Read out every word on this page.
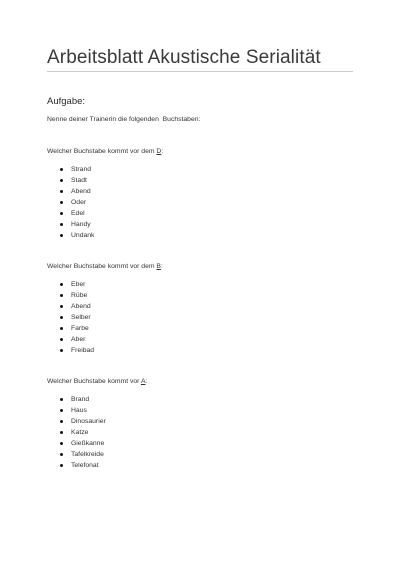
Arbeitsblatt Akustische Serialität
Aufgabe:
Nenne deiner Trainerin die folgenden  Buchstaben:
Welcher Buchstabe kommt vor dem D:
Strand
Stadt
Abend
Oder
Edel
Handy
Undank
Welcher Buchstabe kommt vor dem B:
Eber
Rübe
Abend
Selber
Farbe
Aber
Freibad
Welcher Buchstabe kommt vor A:
Brand
Haus
Dinosaurier
Katze
Gießkanne
Tafelkreide
Telefonat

* * *

## Brief
Write out all the records again, exactly, minus any pictures.

## Finished exercise
Read out every word on this page.
Arbeitsblatt Akustische Serialität
Aufgabe:
Nenne deiner Trainerin die folgenden  Buchstaben:
Welcher Buchstabe kommt vor dem D:
Strand
Stadt
Abend
Oder
Edel
Handy
Undank
Welcher Buchstabe kommt vor dem B:
Eber
Rübe
Abend
Selber
Farbe
Aber
Freibad
Welcher Buchstabe kommt vor A:
Brand
Haus
Dinosaurier
Katze
Gießkanne
Tafelkreide
Telefonat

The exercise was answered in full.